§ **Directions**:
Give back the full listing verbatim, apart from its images.

§ **Task data**:
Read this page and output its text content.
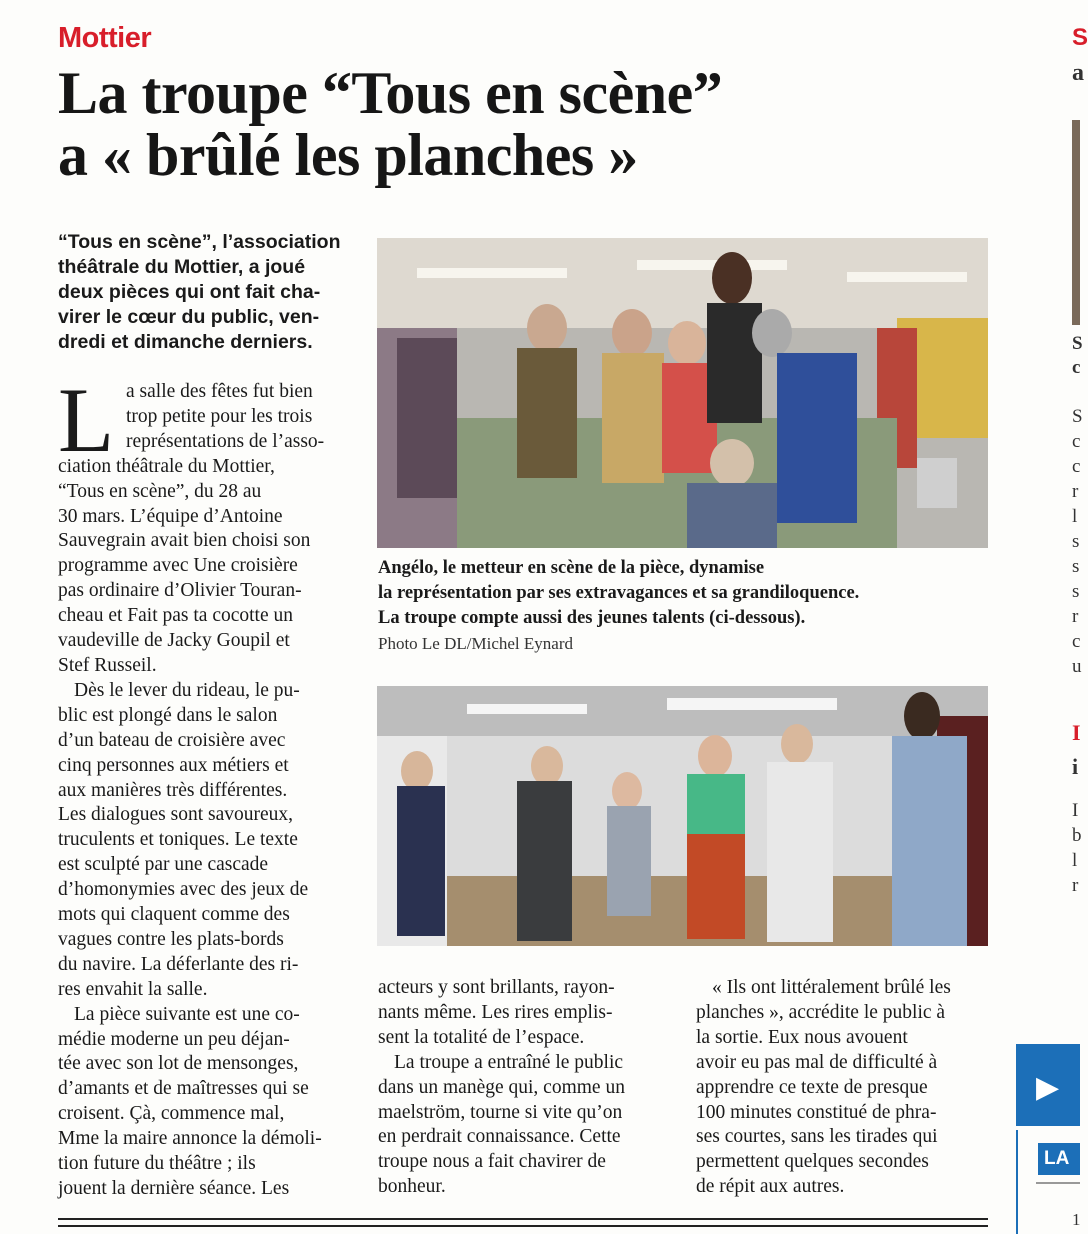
Mottier
La troupe “Tous en scène”
a « brûlé les planches »
“Tous en scène”, l’association
théâtrale du Mottier, a joué
deux pièces qui ont fait cha-
virer le cœur du public, ven-
dredi et dimanche derniers.
L a salle des fêtes fut bien
trop petite pour les trois
représentations de l’asso-
ciation théâtrale du Mottier,
“Tous en scène”, du 28 au
30 mars. L’équipe d’Antoine
Sauvegrain avait bien choisi son
programme avec Une croisière
pas ordinaire d’Olivier Touran-
cheau et Fait pas ta cocotte un
vaudeville de Jacky Goupil et
Stef Russeil.
Dès le lever du rideau, le pu-
blic est plongé dans le salon
d’un bateau de croisière avec
cinq personnes aux métiers et
aux manières très différentes.
Les dialogues sont savoureux,
truculents et toniques. Le texte
est sculpté par une cascade
d’homonymies avec des jeux de
mots qui claquent comme des
vagues contre les plats-bords
du navire. La déferlante des ri-
res envahit la salle.
La pièce suivante est une co-
médie moderne un peu déjan-
tée avec son lot de mensonges,
d’amants et de maîtresses qui se
croisent. Çà, commence mal,
Mme la maire annonce la démoli-
tion future du théâtre ; ils
jouent la dernière séance. Les
Angélo, le metteur en scène de la pièce, dynamise
la représentation par ses extravagances et sa grandiloquence.
La troupe compte aussi des jeunes talents (ci-dessous).
Photo Le DL/Michel Eynard
acteurs y sont brillants, rayon-
nants même. Les rires emplis-
sent la totalité de l’espace.
La troupe a entraîné le public
dans un manège qui, comme un
maelström, tourne si vite qu’on
en perdrait connaissance. Cette
troupe nous a fait chavirer de
bonheur.
« Ils ont littéralement brûlé les
planches », accrédite le public à
la sortie. Eux nous avouent
avoir eu pas mal de difficulté à
apprendre ce texte de presque
100 minutes constitué de phra-
ses courtes, sans les tirades qui
permettent quelques secondes
de répit aux autres.
S
a
S
c
S
c
c
r
l
s
s
s
r
c
u
I
i
I
b
l
r
▶
LA
1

§ **Exercise solution**:
Read this page and output its text content.
Mottier
La troupe “Tous en scène”
a « brûlé les planches »
“Tous en scène”, l’association
théâtrale du Mottier, a joué
deux pièces qui ont fait cha-
virer le cœur du public, ven-
dredi et dimanche derniers.
L a salle des fêtes fut bien
trop petite pour les trois
représentations de l’asso-
ciation théâtrale du Mottier,
“Tous en scène”, du 28 au
30 mars. L’équipe d’Antoine
Sauvegrain avait bien choisi son
programme avec Une croisière
pas ordinaire d’Olivier Touran-
cheau et Fait pas ta cocotte un
vaudeville de Jacky Goupil et
Stef Russeil.
Dès le lever du rideau, le pu-
blic est plongé dans le salon
d’un bateau de croisière avec
cinq personnes aux métiers et
aux manières très différentes.
Les dialogues sont savoureux,
truculents et toniques. Le texte
est sculpté par une cascade
d’homonymies avec des jeux de
mots qui claquent comme des
vagues contre les plats-bords
du navire. La déferlante des ri-
res envahit la salle.
La pièce suivante est une co-
médie moderne un peu déjan-
tée avec son lot de mensonges,
d’amants et de maîtresses qui se
croisent. Çà, commence mal,
Mme la maire annonce la démoli-
tion future du théâtre ; ils
jouent la dernière séance. Les
Angélo, le metteur en scène de la pièce, dynamise
la représentation par ses extravagances et sa grandiloquence.
La troupe compte aussi des jeunes talents (ci-dessous).
Photo Le DL/Michel Eynard
acteurs y sont brillants, rayon-
nants même. Les rires emplis-
sent la totalité de l’espace.
La troupe a entraîné le public
dans un manège qui, comme un
maelström, tourne si vite qu’on
en perdrait connaissance. Cette
troupe nous a fait chavirer de
bonheur.
« Ils ont littéralement brûlé les
planches », accrédite le public à
la sortie. Eux nous avouent
avoir eu pas mal de difficulté à
apprendre ce texte de presque
100 minutes constitué de phra-
ses courtes, sans les tirades qui
permettent quelques secondes
de répit aux autres.
S
a
S
c
S
c
c
r
l
s
s
s
r
c
u
I
i
I
b
l
r
▶
LA
1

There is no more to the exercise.